_EXERCISE DIRECTIONS_
Please give the entries again in full and exactly, without any picture.

_DATA LISTING_

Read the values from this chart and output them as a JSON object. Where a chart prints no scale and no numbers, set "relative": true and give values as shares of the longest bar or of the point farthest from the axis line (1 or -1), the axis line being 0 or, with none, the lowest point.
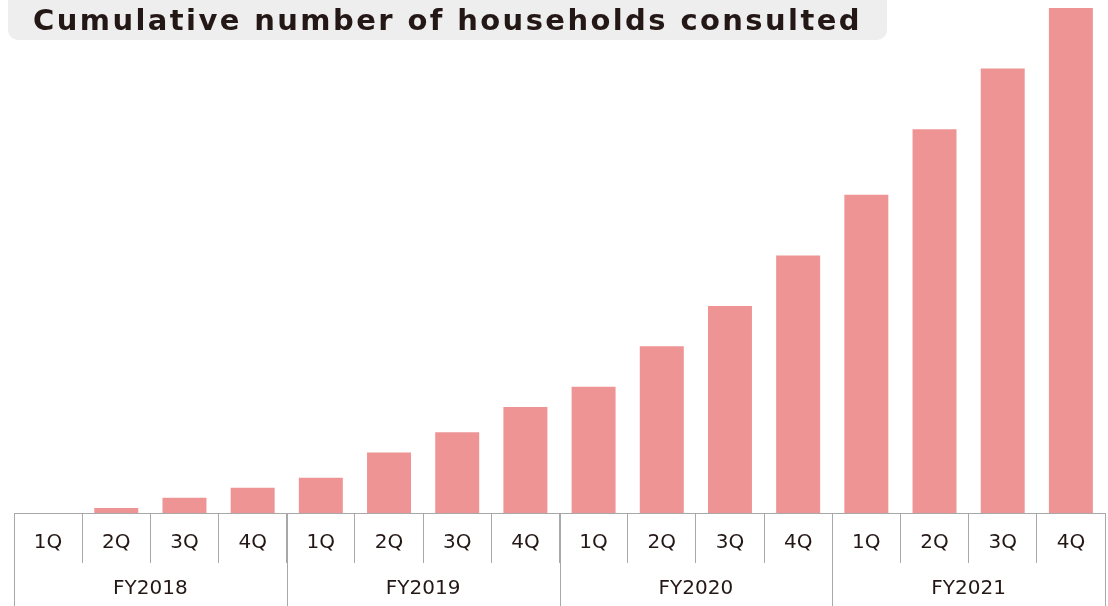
{
  "chart_data": {
    "type": "bar",
    "title": "Cumulative number of households consulted",
    "categories": [
      "1Q",
      "2Q",
      "3Q",
      "4Q",
      "1Q",
      "2Q",
      "3Q",
      "4Q",
      "1Q",
      "2Q",
      "3Q",
      "4Q",
      "1Q",
      "2Q",
      "3Q",
      "4Q"
    ],
    "values": [
      0,
      0.01,
      0.03,
      0.05,
      0.07,
      0.12,
      0.16,
      0.21,
      0.25,
      0.33,
      0.41,
      0.51,
      0.63,
      0.76,
      0.88,
      1
    ],
    "color": "#ee9494",
    "relative": true,
    "annotations": [
      "FY2018",
      "FY2019",
      "FY2020",
      "FY2021"
    ]
  }
}
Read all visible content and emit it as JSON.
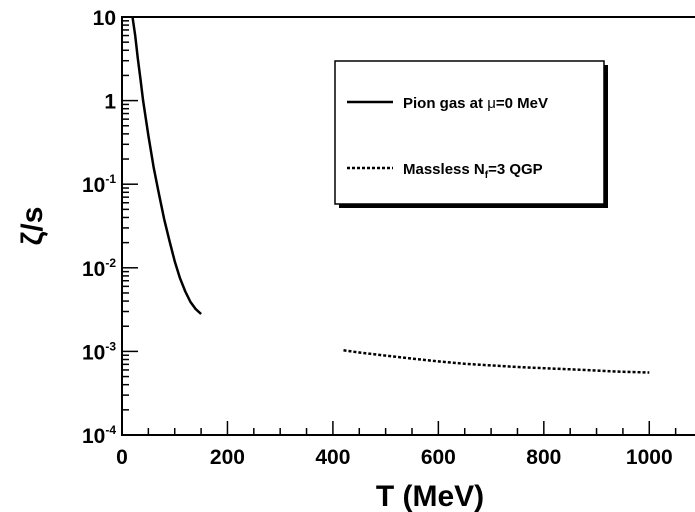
{
  "chart_data": {
    "type": "line",
    "title": "",
    "xlabel": "T (MeV)",
    "ylabel": "ζ/s",
    "xlim": [
      0,
      1100
    ],
    "ylim": [
      0.0001,
      10
    ],
    "y_scale": "log",
    "grid": false,
    "legend_position": "top-right",
    "x_ticks": [
      {
        "value": 0,
        "label": "0"
      },
      {
        "value": 200,
        "label": "200"
      },
      {
        "value": 400,
        "label": "400"
      },
      {
        "value": 600,
        "label": "600"
      },
      {
        "value": 800,
        "label": "800"
      },
      {
        "value": 1000,
        "label": "1000"
      }
    ],
    "y_ticks": [
      {
        "value": 10,
        "label": "10",
        "mantissa": "10",
        "exp": ""
      },
      {
        "value": 1,
        "label": "1",
        "mantissa": "1",
        "exp": ""
      },
      {
        "value": 0.1,
        "label": "10-1",
        "mantissa": "10",
        "exp": "-1"
      },
      {
        "value": 0.01,
        "label": "10-2",
        "mantissa": "10",
        "exp": "-2"
      },
      {
        "value": 0.001,
        "label": "10-3",
        "mantissa": "10",
        "exp": "-3"
      },
      {
        "value": 0.0001,
        "label": "10-4",
        "mantissa": "10",
        "exp": "-4"
      }
    ],
    "series": [
      {
        "name": "Pion gas at μ=0 MeV",
        "legend_parts": [
          "Pion gas at ",
          "μ",
          "=0 MeV"
        ],
        "style": "solid",
        "color": "#000000",
        "x": [
          20,
          25,
          30,
          35,
          40,
          50,
          60,
          70,
          80,
          90,
          100,
          110,
          120,
          130,
          140,
          150
        ],
        "y": [
          10,
          6.0,
          3.2,
          1.8,
          1.0,
          0.38,
          0.16,
          0.077,
          0.038,
          0.021,
          0.012,
          0.0075,
          0.0052,
          0.0039,
          0.0032,
          0.0028
        ]
      },
      {
        "name": "Massless Nf=3 QGP",
        "legend_parts": [
          "Massless N",
          "f",
          "=3 QGP"
        ],
        "style": "dotted",
        "color": "#000000",
        "x": [
          420,
          450,
          500,
          550,
          600,
          650,
          700,
          750,
          800,
          850,
          900,
          950,
          1000
        ],
        "y": [
          0.00103,
          0.00097,
          0.00089,
          0.00082,
          0.00076,
          0.00071,
          0.00068,
          0.00065,
          0.00063,
          0.00061,
          0.00059,
          0.00057,
          0.00056
        ]
      }
    ]
  }
}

_RESPONSE TO THIS EXERCISE_
Read the values from this chart and output them as a JSON object. Where a chart prints no scale and no numbers, set "relative": true and give values as shares of the longest bar or of the point farthest from the axis line (1 or -1), the axis line being 0 or, with none, the lowest point.
{
  "chart_data": {
    "type": "bar",
    "title": "Cumulative number of households consulted",
    "categories": [
      "1Q",
      "2Q",
      "3Q",
      "4Q",
      "1Q",
      "2Q",
      "3Q",
      "4Q",
      "1Q",
      "2Q",
      "3Q",
      "4Q",
      "1Q",
      "2Q",
      "3Q",
      "4Q"
    ],
    "values": [
      0,
      0.01,
      0.03,
      0.05,
      0.07,
      0.12,
      0.16,
      0.21,
      0.25,
      0.33,
      0.41,
      0.51,
      0.63,
      0.76,
      0.88,
      1
    ],
    "color": "#ee9494",
    "relative": true,
    "annotations": [
      "FY2018",
      "FY2019",
      "FY2020",
      "FY2021"
    ]
  }
}
Read all visible content and emit it as JSON.
{
  "chart_data": {
    "type": "line",
    "title": "",
    "xlabel": "T (MeV)",
    "ylabel": "ζ/s",
    "xlim": [
      0,
      1100
    ],
    "ylim": [
      0.0001,
      10
    ],
    "y_scale": "log",
    "grid": false,
    "legend_position": "top-right",
    "x_ticks": [
      {
        "value": 0,
        "label": "0"
      },
      {
        "value": 200,
        "label": "200"
      },
      {
        "value": 400,
        "label": "400"
      },
      {
        "value": 600,
        "label": "600"
      },
      {
        "value": 800,
        "label": "800"
      },
      {
        "value": 1000,
        "label": "1000"
      }
    ],
    "y_ticks": [
      {
        "value": 10,
        "label": "10",
        "mantissa": "10",
        "exp": ""
      },
      {
        "value": 1,
        "label": "1",
        "mantissa": "1",
        "exp": ""
      },
      {
        "value": 0.1,
        "label": "10-1",
        "mantissa": "10",
        "exp": "-1"
      },
      {
        "value": 0.01,
        "label": "10-2",
        "mantissa": "10",
        "exp": "-2"
      },
      {
        "value": 0.001,
        "label": "10-3",
        "mantissa": "10",
        "exp": "-3"
      },
      {
        "value": 0.0001,
        "label": "10-4",
        "mantissa": "10",
        "exp": "-4"
      }
    ],
    "series": [
      {
        "name": "Pion gas at μ=0 MeV",
        "legend_parts": [
          "Pion gas at ",
          "μ",
          "=0 MeV"
        ],
        "style": "solid",
        "color": "#000000",
        "x": [
          20,
          25,
          30,
          35,
          40,
          50,
          60,
          70,
          80,
          90,
          100,
          110,
          120,
          130,
          140,
          150
        ],
        "y": [
          10,
          6.0,
          3.2,
          1.8,
          1.0,
          0.38,
          0.16,
          0.077,
          0.038,
          0.021,
          0.012,
          0.0075,
          0.0052,
          0.0039,
          0.0032,
          0.0028
        ]
      },
      {
        "name": "Massless Nf=3 QGP",
        "legend_parts": [
          "Massless N",
          "f",
          "=3 QGP"
        ],
        "style": "dotted",
        "color": "#000000",
        "x": [
          420,
          450,
          500,
          550,
          600,
          650,
          700,
          750,
          800,
          850,
          900,
          950,
          1000
        ],
        "y": [
          0.00103,
          0.00097,
          0.00089,
          0.00082,
          0.00076,
          0.00071,
          0.00068,
          0.00065,
          0.00063,
          0.00061,
          0.00059,
          0.00057,
          0.00056
        ]
      }
    ]
  }
}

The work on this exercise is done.